**YOUR TASK**:
Check the listing below for lines that hold "area". How many are there? Please give only the number.

--- begin MATERIALS PROVIDED ---

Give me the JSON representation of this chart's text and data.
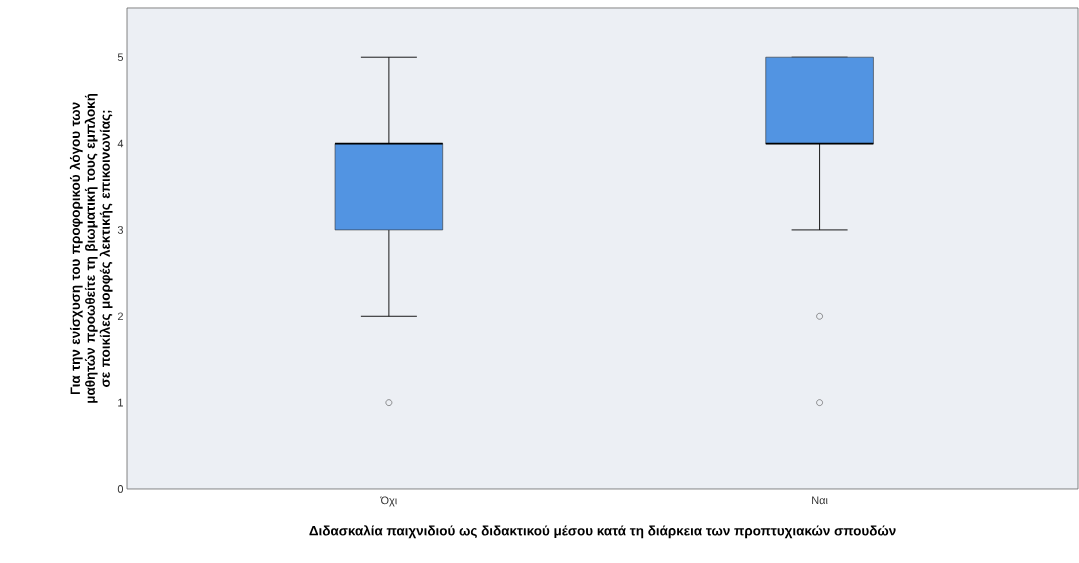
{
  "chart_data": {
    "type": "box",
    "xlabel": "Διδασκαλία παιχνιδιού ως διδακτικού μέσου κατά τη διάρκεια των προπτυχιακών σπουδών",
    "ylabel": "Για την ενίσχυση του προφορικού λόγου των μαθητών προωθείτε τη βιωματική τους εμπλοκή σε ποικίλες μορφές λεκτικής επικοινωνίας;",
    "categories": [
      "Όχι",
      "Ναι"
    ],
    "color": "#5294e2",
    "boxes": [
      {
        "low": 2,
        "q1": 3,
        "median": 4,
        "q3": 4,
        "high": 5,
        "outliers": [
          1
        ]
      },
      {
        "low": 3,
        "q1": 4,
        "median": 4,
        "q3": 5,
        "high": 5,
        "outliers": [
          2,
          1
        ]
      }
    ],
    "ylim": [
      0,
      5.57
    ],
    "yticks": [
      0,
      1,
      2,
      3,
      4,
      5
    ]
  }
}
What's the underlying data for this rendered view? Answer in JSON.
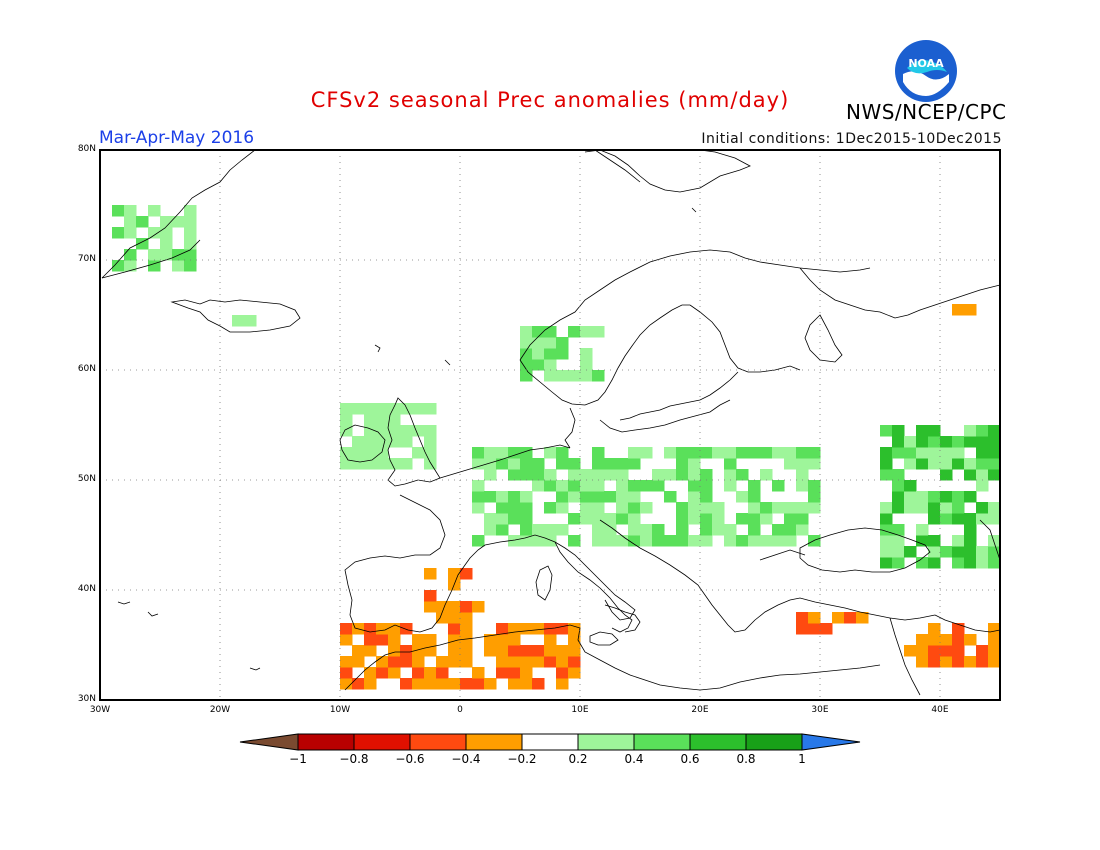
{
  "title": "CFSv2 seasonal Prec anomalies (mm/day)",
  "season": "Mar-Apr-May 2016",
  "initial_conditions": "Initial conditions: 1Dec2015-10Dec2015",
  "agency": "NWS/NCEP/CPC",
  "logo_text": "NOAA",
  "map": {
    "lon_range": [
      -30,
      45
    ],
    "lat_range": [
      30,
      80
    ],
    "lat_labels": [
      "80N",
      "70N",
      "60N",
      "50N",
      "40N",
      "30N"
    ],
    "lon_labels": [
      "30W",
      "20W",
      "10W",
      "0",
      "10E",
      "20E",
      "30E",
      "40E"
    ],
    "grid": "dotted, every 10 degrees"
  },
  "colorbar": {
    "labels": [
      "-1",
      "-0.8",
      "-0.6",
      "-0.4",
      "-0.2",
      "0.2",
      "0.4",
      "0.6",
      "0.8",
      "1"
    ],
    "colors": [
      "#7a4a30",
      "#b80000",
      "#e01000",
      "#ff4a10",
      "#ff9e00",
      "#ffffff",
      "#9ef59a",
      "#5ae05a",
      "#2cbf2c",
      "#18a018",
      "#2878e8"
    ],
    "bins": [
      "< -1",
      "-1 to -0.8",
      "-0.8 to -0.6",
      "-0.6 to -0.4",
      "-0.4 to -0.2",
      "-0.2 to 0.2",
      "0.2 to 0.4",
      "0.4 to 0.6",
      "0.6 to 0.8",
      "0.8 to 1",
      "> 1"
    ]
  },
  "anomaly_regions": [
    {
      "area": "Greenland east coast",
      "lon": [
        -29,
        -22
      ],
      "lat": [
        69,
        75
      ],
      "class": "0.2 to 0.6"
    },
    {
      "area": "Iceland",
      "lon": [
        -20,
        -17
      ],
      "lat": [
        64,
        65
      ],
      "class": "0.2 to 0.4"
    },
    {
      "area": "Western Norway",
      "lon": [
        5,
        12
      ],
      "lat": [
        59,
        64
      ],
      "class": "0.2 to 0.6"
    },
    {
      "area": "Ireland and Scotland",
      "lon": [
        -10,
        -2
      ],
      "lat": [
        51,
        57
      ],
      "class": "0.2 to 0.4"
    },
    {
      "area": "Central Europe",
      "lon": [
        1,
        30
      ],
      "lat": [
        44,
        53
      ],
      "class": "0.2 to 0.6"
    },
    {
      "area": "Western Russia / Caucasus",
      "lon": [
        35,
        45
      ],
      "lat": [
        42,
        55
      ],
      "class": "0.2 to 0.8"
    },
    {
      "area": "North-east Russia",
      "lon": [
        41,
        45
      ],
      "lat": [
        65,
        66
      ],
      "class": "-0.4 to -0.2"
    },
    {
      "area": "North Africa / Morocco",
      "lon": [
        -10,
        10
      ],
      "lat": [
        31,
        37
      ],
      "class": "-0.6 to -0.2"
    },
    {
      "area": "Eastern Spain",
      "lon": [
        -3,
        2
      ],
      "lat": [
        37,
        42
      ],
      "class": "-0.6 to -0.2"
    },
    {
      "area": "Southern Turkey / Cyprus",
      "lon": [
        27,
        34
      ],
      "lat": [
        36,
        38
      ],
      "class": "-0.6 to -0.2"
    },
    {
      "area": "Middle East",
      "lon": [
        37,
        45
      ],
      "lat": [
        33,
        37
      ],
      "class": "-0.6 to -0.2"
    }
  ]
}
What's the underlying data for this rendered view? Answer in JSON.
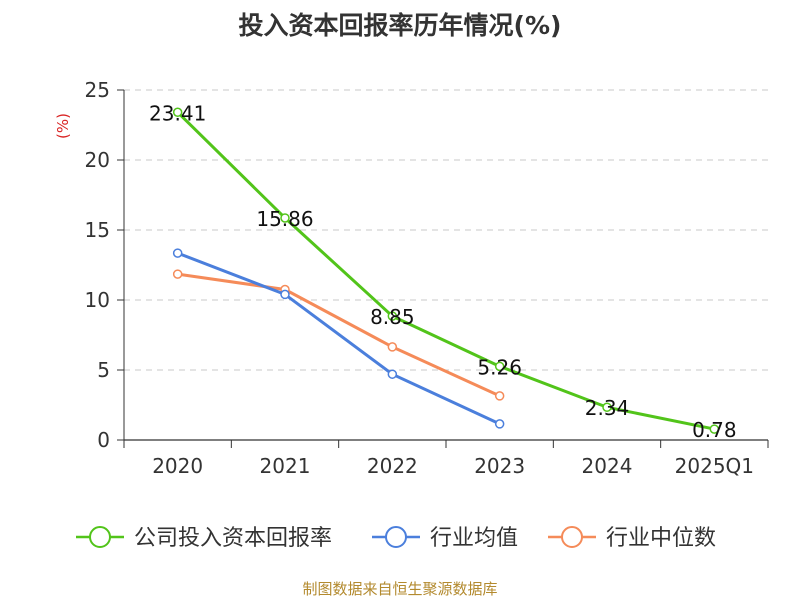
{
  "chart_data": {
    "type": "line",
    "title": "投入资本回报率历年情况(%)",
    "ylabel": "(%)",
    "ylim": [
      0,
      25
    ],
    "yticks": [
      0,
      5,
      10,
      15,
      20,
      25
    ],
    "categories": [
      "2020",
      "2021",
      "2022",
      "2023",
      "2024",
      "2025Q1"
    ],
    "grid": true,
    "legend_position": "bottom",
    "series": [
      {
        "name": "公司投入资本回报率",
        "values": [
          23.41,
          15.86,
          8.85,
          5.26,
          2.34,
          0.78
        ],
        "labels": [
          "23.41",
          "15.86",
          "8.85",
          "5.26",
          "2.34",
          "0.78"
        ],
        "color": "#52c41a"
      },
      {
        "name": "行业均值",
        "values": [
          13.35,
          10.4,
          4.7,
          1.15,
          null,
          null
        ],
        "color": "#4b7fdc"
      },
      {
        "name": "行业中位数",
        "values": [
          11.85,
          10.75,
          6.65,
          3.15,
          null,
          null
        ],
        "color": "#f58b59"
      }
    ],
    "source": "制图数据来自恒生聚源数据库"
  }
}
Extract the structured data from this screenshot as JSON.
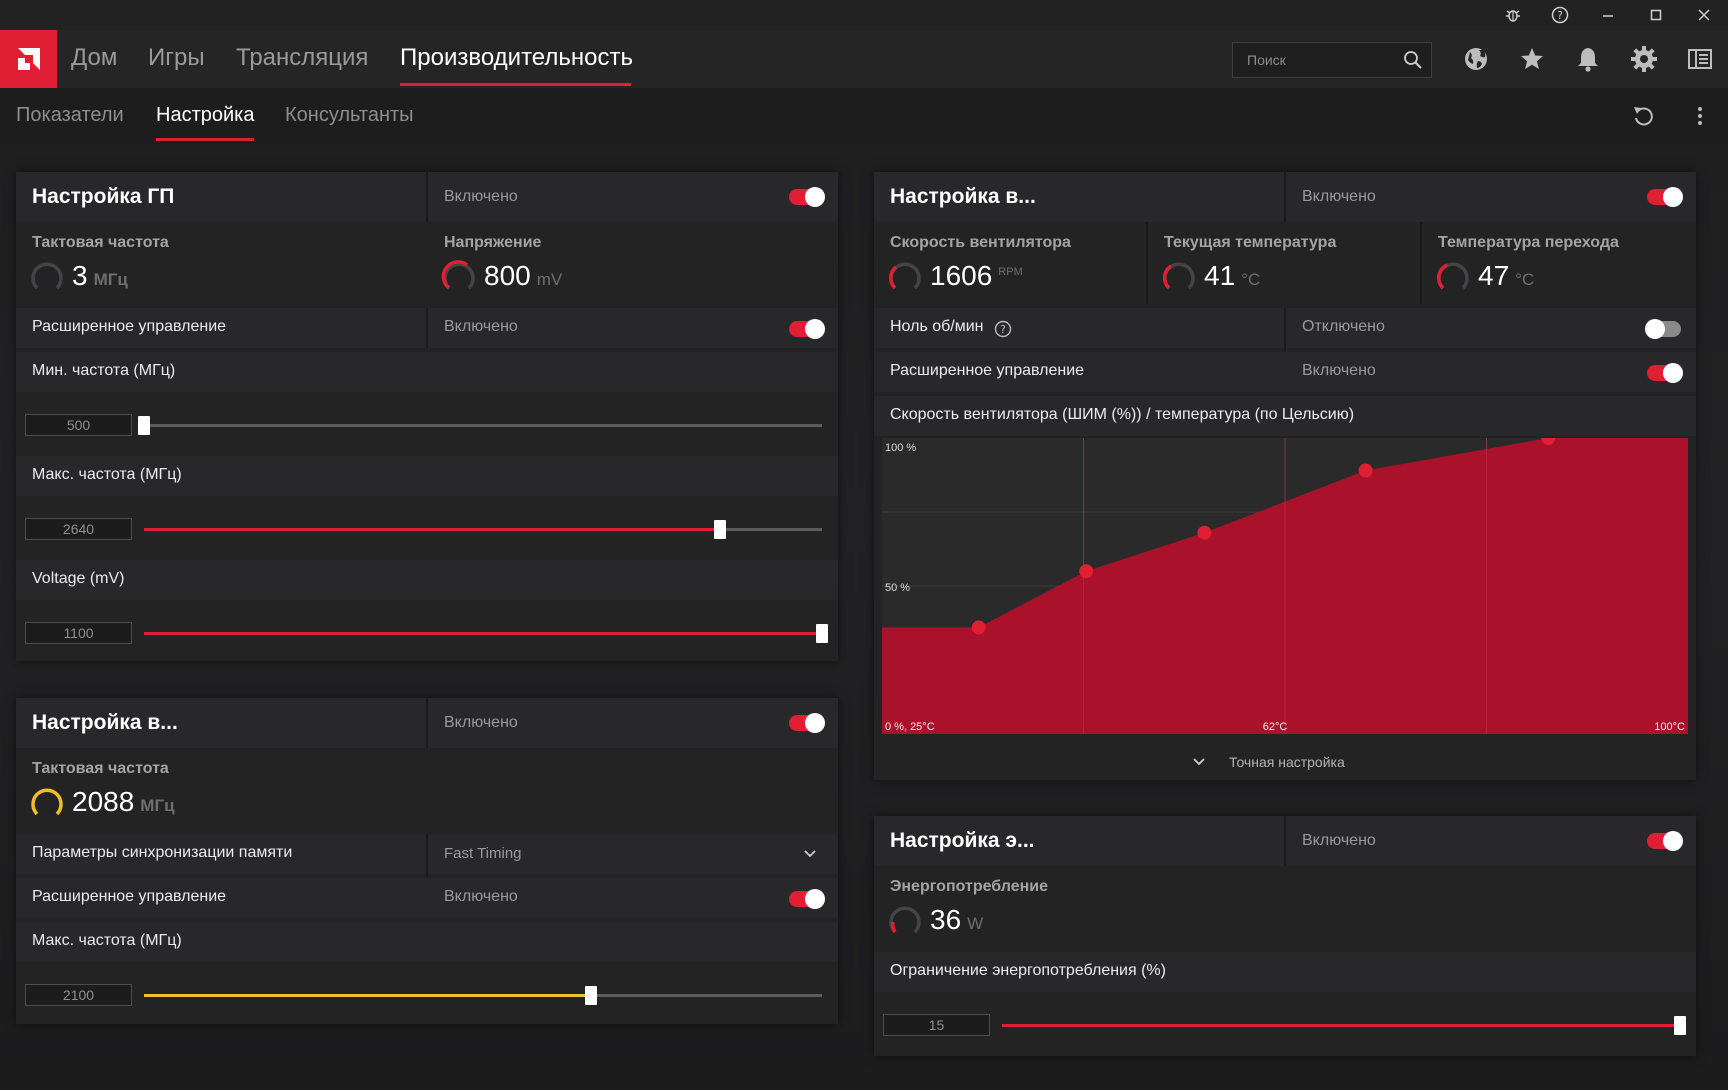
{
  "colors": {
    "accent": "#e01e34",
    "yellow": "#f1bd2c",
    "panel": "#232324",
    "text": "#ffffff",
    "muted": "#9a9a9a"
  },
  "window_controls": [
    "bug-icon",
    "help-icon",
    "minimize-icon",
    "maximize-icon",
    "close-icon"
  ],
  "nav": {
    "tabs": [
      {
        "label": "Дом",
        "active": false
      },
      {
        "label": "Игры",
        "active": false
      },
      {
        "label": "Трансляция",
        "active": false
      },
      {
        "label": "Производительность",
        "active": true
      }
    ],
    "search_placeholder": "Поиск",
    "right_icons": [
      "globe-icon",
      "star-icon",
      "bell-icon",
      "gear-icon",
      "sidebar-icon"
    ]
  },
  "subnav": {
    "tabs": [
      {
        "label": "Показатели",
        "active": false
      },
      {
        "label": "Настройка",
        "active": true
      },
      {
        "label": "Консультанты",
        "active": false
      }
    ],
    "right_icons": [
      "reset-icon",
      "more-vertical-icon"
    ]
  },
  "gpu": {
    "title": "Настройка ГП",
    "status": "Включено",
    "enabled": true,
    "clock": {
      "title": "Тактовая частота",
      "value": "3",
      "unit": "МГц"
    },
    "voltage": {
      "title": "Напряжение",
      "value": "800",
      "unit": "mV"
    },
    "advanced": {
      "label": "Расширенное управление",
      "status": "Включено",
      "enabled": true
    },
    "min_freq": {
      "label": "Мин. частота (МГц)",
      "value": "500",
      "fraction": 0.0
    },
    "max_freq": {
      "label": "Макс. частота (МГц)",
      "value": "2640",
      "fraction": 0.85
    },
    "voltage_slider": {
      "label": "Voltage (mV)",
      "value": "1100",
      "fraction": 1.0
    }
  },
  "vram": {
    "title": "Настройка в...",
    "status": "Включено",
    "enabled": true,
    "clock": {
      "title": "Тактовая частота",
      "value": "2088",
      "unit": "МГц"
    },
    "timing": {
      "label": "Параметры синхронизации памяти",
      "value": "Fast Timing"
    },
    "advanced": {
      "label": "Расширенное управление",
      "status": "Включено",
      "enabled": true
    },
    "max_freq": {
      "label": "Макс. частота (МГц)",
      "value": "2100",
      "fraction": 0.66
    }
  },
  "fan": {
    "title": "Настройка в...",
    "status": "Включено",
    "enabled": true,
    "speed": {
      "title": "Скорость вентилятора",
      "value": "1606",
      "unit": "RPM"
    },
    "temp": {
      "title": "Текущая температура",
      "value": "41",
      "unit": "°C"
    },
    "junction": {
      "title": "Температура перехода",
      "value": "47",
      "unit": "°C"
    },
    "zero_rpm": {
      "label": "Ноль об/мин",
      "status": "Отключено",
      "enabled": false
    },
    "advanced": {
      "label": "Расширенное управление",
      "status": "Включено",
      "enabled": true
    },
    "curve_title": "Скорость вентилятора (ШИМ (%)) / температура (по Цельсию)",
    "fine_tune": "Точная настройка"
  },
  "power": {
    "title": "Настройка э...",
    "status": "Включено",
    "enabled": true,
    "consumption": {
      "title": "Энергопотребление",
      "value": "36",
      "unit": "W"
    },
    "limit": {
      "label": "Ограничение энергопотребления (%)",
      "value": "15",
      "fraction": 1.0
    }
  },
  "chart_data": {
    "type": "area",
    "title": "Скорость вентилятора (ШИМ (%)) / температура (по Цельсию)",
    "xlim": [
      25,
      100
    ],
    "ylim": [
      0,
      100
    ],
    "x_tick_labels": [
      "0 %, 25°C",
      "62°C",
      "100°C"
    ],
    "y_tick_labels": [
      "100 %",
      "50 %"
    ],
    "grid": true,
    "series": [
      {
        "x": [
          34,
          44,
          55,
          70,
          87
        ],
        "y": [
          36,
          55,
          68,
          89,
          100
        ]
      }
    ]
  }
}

--- end MATERIALS PROVIDED ---

**EXERCISE OUTPUT**:
12